— begin —

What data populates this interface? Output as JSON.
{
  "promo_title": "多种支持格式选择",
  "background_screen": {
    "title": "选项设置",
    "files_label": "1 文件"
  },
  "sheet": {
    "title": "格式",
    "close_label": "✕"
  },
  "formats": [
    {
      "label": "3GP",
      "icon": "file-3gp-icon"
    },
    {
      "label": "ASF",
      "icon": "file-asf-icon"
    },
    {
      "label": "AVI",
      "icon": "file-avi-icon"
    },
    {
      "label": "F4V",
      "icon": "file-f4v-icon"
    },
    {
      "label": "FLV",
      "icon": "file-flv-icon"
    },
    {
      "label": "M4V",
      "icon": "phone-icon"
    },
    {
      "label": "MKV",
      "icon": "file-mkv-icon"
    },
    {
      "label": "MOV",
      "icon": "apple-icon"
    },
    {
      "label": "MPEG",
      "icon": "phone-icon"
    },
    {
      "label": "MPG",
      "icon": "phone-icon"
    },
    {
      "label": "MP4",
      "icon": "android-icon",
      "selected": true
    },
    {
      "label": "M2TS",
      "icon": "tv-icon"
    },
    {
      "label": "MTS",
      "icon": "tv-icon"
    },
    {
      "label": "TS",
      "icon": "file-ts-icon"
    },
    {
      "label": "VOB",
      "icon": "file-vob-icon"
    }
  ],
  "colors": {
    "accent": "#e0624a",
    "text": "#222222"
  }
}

— end —
— begin —

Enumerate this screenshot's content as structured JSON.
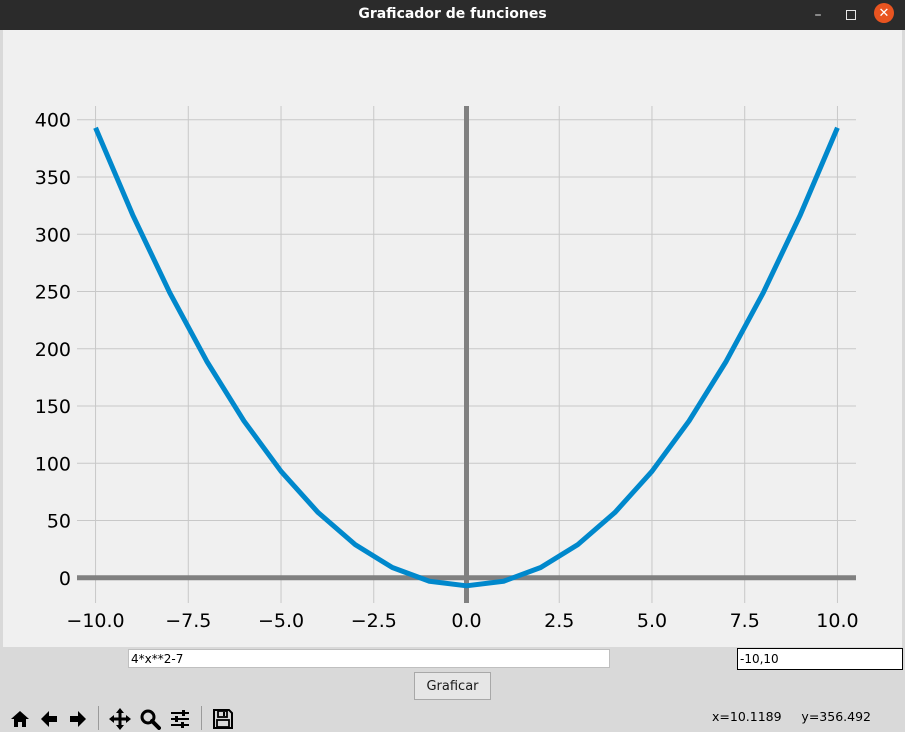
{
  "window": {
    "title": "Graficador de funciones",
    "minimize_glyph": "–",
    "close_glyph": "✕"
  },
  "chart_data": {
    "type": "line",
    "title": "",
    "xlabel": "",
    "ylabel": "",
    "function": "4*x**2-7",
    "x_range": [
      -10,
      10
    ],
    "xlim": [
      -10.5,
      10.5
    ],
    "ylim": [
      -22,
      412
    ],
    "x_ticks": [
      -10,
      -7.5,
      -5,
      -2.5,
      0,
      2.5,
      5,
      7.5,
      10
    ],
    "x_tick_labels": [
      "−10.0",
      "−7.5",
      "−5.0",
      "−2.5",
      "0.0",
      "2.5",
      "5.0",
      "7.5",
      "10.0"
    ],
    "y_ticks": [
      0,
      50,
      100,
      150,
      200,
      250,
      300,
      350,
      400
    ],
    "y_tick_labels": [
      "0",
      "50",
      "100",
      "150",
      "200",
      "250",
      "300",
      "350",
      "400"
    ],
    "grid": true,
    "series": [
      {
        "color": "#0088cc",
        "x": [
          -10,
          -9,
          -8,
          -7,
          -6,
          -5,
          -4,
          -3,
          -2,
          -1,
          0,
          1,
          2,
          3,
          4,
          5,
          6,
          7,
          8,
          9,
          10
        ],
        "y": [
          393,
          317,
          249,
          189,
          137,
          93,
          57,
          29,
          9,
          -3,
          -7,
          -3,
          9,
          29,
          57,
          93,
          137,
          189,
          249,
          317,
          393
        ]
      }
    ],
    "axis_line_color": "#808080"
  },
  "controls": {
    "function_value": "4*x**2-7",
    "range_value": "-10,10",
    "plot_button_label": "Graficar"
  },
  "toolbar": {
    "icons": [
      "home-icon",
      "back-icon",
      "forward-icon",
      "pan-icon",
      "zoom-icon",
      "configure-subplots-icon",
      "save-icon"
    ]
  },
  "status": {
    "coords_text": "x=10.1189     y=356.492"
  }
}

— end —

Given request :: Using the records above, select and copy every line that has the word "JSON".

Complete output ::
What data populates this interface? Output as JSON.
Enumerate this screenshot's content as structured JSON.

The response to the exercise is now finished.